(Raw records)
──────

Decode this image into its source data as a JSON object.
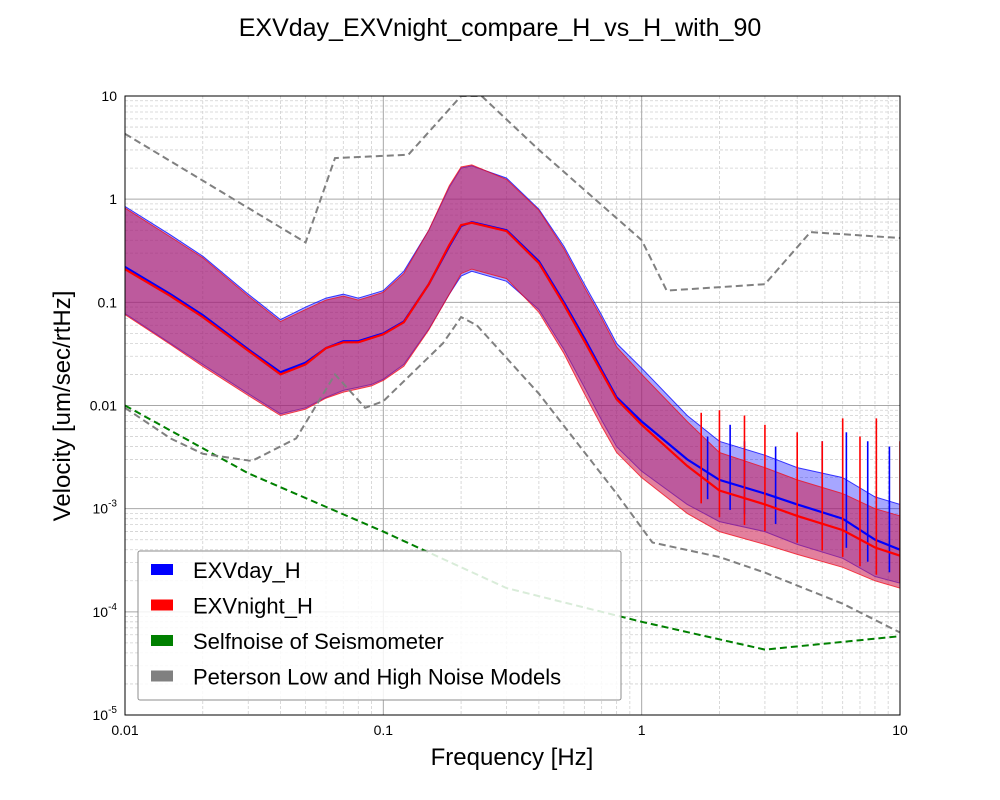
{
  "chart_data": {
    "type": "line",
    "title": "EXVday_EXVnight_compare_H_vs_H_with_90",
    "xlabel": "Frequency [Hz]",
    "ylabel": "Velocity [um/sec/rtHz]",
    "xscale": "log",
    "yscale": "log",
    "xlim": [
      0.01,
      10
    ],
    "ylim": [
      1e-05,
      10
    ],
    "grid": true,
    "legend_position": "lower-left",
    "x_ticks": [
      {
        "value": 0.01,
        "label": "0.01"
      },
      {
        "value": 0.1,
        "label": "0.1"
      },
      {
        "value": 1,
        "label": "1"
      },
      {
        "value": 10,
        "label": "10"
      }
    ],
    "y_ticks": [
      {
        "value": 10,
        "label": "10"
      },
      {
        "value": 1,
        "label": "1"
      },
      {
        "value": 0.1,
        "label": "0.1"
      },
      {
        "value": 0.01,
        "label": "0.01"
      },
      {
        "value": 0.001,
        "base": "10",
        "exp": "-3"
      },
      {
        "value": 0.0001,
        "base": "10",
        "exp": "-4"
      },
      {
        "value": 1e-05,
        "base": "10",
        "exp": "-5"
      }
    ],
    "series": [
      {
        "name": "EXVday_H",
        "color": "#0000ff",
        "kind": "median_with_band",
        "median": [
          [
            0.01,
            0.22
          ],
          [
            0.015,
            0.12
          ],
          [
            0.02,
            0.075
          ],
          [
            0.03,
            0.035
          ],
          [
            0.04,
            0.021
          ],
          [
            0.05,
            0.026
          ],
          [
            0.06,
            0.036
          ],
          [
            0.07,
            0.042
          ],
          [
            0.08,
            0.042
          ],
          [
            0.09,
            0.046
          ],
          [
            0.1,
            0.05
          ],
          [
            0.12,
            0.065
          ],
          [
            0.15,
            0.15
          ],
          [
            0.18,
            0.35
          ],
          [
            0.2,
            0.55
          ],
          [
            0.22,
            0.6
          ],
          [
            0.3,
            0.5
          ],
          [
            0.4,
            0.25
          ],
          [
            0.5,
            0.1
          ],
          [
            0.6,
            0.045
          ],
          [
            0.7,
            0.022
          ],
          [
            0.8,
            0.012
          ],
          [
            1,
            0.007
          ],
          [
            1.5,
            0.003
          ],
          [
            2,
            0.0019
          ],
          [
            3,
            0.0014
          ],
          [
            4,
            0.0011
          ],
          [
            6,
            0.0008
          ],
          [
            8,
            0.0005
          ],
          [
            10,
            0.0004
          ]
        ],
        "band_upper": [
          [
            0.01,
            0.85
          ],
          [
            0.015,
            0.45
          ],
          [
            0.02,
            0.28
          ],
          [
            0.03,
            0.12
          ],
          [
            0.04,
            0.068
          ],
          [
            0.05,
            0.09
          ],
          [
            0.06,
            0.11
          ],
          [
            0.07,
            0.12
          ],
          [
            0.08,
            0.11
          ],
          [
            0.09,
            0.12
          ],
          [
            0.1,
            0.13
          ],
          [
            0.12,
            0.2
          ],
          [
            0.15,
            0.5
          ],
          [
            0.18,
            1.3
          ],
          [
            0.2,
            2.0
          ],
          [
            0.22,
            2.1
          ],
          [
            0.3,
            1.6
          ],
          [
            0.4,
            0.8
          ],
          [
            0.5,
            0.35
          ],
          [
            0.6,
            0.15
          ],
          [
            0.7,
            0.075
          ],
          [
            0.8,
            0.04
          ],
          [
            1,
            0.023
          ],
          [
            1.5,
            0.008
          ],
          [
            2,
            0.0045
          ],
          [
            3,
            0.0033
          ],
          [
            4,
            0.0025
          ],
          [
            6,
            0.002
          ],
          [
            8,
            0.0013
          ],
          [
            10,
            0.0011
          ]
        ],
        "band_lower": [
          [
            0.01,
            0.078
          ],
          [
            0.015,
            0.04
          ],
          [
            0.02,
            0.025
          ],
          [
            0.03,
            0.013
          ],
          [
            0.04,
            0.0083
          ],
          [
            0.05,
            0.0095
          ],
          [
            0.06,
            0.012
          ],
          [
            0.07,
            0.014
          ],
          [
            0.08,
            0.015
          ],
          [
            0.09,
            0.016
          ],
          [
            0.1,
            0.018
          ],
          [
            0.12,
            0.025
          ],
          [
            0.15,
            0.055
          ],
          [
            0.18,
            0.12
          ],
          [
            0.2,
            0.18
          ],
          [
            0.22,
            0.2
          ],
          [
            0.3,
            0.16
          ],
          [
            0.4,
            0.085
          ],
          [
            0.5,
            0.035
          ],
          [
            0.6,
            0.015
          ],
          [
            0.7,
            0.0072
          ],
          [
            0.8,
            0.004
          ],
          [
            1,
            0.0023
          ],
          [
            1.5,
            0.0011
          ],
          [
            2,
            0.00075
          ],
          [
            3,
            0.0006
          ],
          [
            4,
            0.00045
          ],
          [
            6,
            0.00033
          ],
          [
            8,
            0.00022
          ],
          [
            10,
            0.00019
          ]
        ],
        "spikes": [
          [
            1.8,
            0.005
          ],
          [
            2.2,
            0.0065
          ],
          [
            2.5,
            0.0045
          ],
          [
            3.3,
            0.004
          ],
          [
            5,
            0.0045
          ],
          [
            6.2,
            0.0055
          ],
          [
            7.5,
            0.0045
          ],
          [
            9.1,
            0.004
          ]
        ]
      },
      {
        "name": "EXVnight_H",
        "color": "#ff0000",
        "kind": "median_with_band",
        "median": [
          [
            0.01,
            0.21
          ],
          [
            0.015,
            0.115
          ],
          [
            0.02,
            0.072
          ],
          [
            0.03,
            0.034
          ],
          [
            0.04,
            0.02
          ],
          [
            0.05,
            0.025
          ],
          [
            0.06,
            0.036
          ],
          [
            0.07,
            0.041
          ],
          [
            0.08,
            0.041
          ],
          [
            0.09,
            0.045
          ],
          [
            0.1,
            0.049
          ],
          [
            0.12,
            0.064
          ],
          [
            0.15,
            0.15
          ],
          [
            0.18,
            0.36
          ],
          [
            0.2,
            0.56
          ],
          [
            0.22,
            0.59
          ],
          [
            0.3,
            0.49
          ],
          [
            0.4,
            0.24
          ],
          [
            0.5,
            0.095
          ],
          [
            0.6,
            0.042
          ],
          [
            0.7,
            0.021
          ],
          [
            0.8,
            0.0115
          ],
          [
            1,
            0.0065
          ],
          [
            1.5,
            0.0026
          ],
          [
            2,
            0.0015
          ],
          [
            3,
            0.0011
          ],
          [
            4,
            0.00085
          ],
          [
            6,
            0.00062
          ],
          [
            8,
            0.00042
          ],
          [
            10,
            0.00035
          ]
        ],
        "band_upper": [
          [
            0.01,
            0.82
          ],
          [
            0.015,
            0.43
          ],
          [
            0.02,
            0.27
          ],
          [
            0.03,
            0.115
          ],
          [
            0.04,
            0.065
          ],
          [
            0.05,
            0.085
          ],
          [
            0.06,
            0.105
          ],
          [
            0.07,
            0.115
          ],
          [
            0.08,
            0.105
          ],
          [
            0.09,
            0.115
          ],
          [
            0.1,
            0.125
          ],
          [
            0.12,
            0.19
          ],
          [
            0.15,
            0.5
          ],
          [
            0.18,
            1.35
          ],
          [
            0.2,
            2.05
          ],
          [
            0.22,
            2.15
          ],
          [
            0.3,
            1.55
          ],
          [
            0.4,
            0.78
          ],
          [
            0.5,
            0.33
          ],
          [
            0.6,
            0.14
          ],
          [
            0.7,
            0.07
          ],
          [
            0.8,
            0.037
          ],
          [
            1,
            0.02
          ],
          [
            1.5,
            0.007
          ],
          [
            2,
            0.0035
          ],
          [
            3,
            0.0025
          ],
          [
            4,
            0.0019
          ],
          [
            6,
            0.0014
          ],
          [
            8,
            0.001
          ],
          [
            10,
            0.00085
          ]
        ],
        "band_lower": [
          [
            0.01,
            0.076
          ],
          [
            0.015,
            0.039
          ],
          [
            0.02,
            0.024
          ],
          [
            0.03,
            0.0125
          ],
          [
            0.04,
            0.008
          ],
          [
            0.05,
            0.0092
          ],
          [
            0.06,
            0.0118
          ],
          [
            0.07,
            0.0135
          ],
          [
            0.08,
            0.0145
          ],
          [
            0.09,
            0.0155
          ],
          [
            0.1,
            0.0175
          ],
          [
            0.12,
            0.024
          ],
          [
            0.15,
            0.054
          ],
          [
            0.18,
            0.12
          ],
          [
            0.2,
            0.19
          ],
          [
            0.22,
            0.21
          ],
          [
            0.3,
            0.17
          ],
          [
            0.4,
            0.08
          ],
          [
            0.5,
            0.032
          ],
          [
            0.6,
            0.013
          ],
          [
            0.7,
            0.0063
          ],
          [
            0.8,
            0.0035
          ],
          [
            1,
            0.002
          ],
          [
            1.5,
            0.0009
          ],
          [
            2,
            0.0006
          ],
          [
            3,
            0.00045
          ],
          [
            4,
            0.00036
          ],
          [
            6,
            0.00027
          ],
          [
            8,
            0.0002
          ],
          [
            10,
            0.00017
          ]
        ],
        "spikes": [
          [
            1.7,
            0.0085
          ],
          [
            2.0,
            0.009
          ],
          [
            2.5,
            0.008
          ],
          [
            3.0,
            0.0065
          ],
          [
            4.0,
            0.0055
          ],
          [
            5.0,
            0.0045
          ],
          [
            6.0,
            0.0075
          ],
          [
            7.0,
            0.005
          ],
          [
            8.1,
            0.0075
          ],
          [
            10,
            0.0045
          ]
        ]
      },
      {
        "name": "Selfnoise of Seismometer",
        "color": "#008000",
        "kind": "dashed",
        "points": [
          [
            0.01,
            0.01
          ],
          [
            0.03,
            0.0022
          ],
          [
            0.1,
            0.0006
          ],
          [
            0.3,
            0.00017
          ],
          [
            1,
            8e-05
          ],
          [
            3,
            4.3e-05
          ],
          [
            10,
            5.8e-05
          ]
        ]
      },
      {
        "name": "Peterson Low and High Noise Models",
        "color": "#808080",
        "kind": "dashed",
        "lines": [
          [
            [
              0.01,
              4.3
            ],
            [
              0.05,
              0.38
            ],
            [
              0.065,
              2.5
            ],
            [
              0.125,
              2.7
            ],
            [
              0.2,
              10
            ],
            [
              0.24,
              10
            ],
            [
              0.4,
              3.0
            ],
            [
              1.0,
              0.4
            ],
            [
              1.25,
              0.13
            ],
            [
              3.0,
              0.15
            ],
            [
              4.5,
              0.48
            ],
            [
              10,
              0.42
            ]
          ],
          [
            [
              0.01,
              0.0095
            ],
            [
              0.015,
              0.0048
            ],
            [
              0.02,
              0.0034
            ],
            [
              0.031,
              0.0029
            ],
            [
              0.046,
              0.0048
            ],
            [
              0.065,
              0.02
            ],
            [
              0.085,
              0.0095
            ],
            [
              0.1,
              0.011
            ],
            [
              0.17,
              0.04
            ],
            [
              0.2,
              0.072
            ],
            [
              0.23,
              0.06
            ],
            [
              0.4,
              0.013
            ],
            [
              0.8,
              0.0014
            ],
            [
              1.1,
              0.00047
            ],
            [
              2.0,
              0.00034
            ],
            [
              3.0,
              0.00024
            ],
            [
              6.0,
              0.00012
            ],
            [
              10,
              6.3e-05
            ]
          ]
        ]
      }
    ]
  }
}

──────

What you will do
For the data above, state only how many lines include the word "color".

Result of the task
4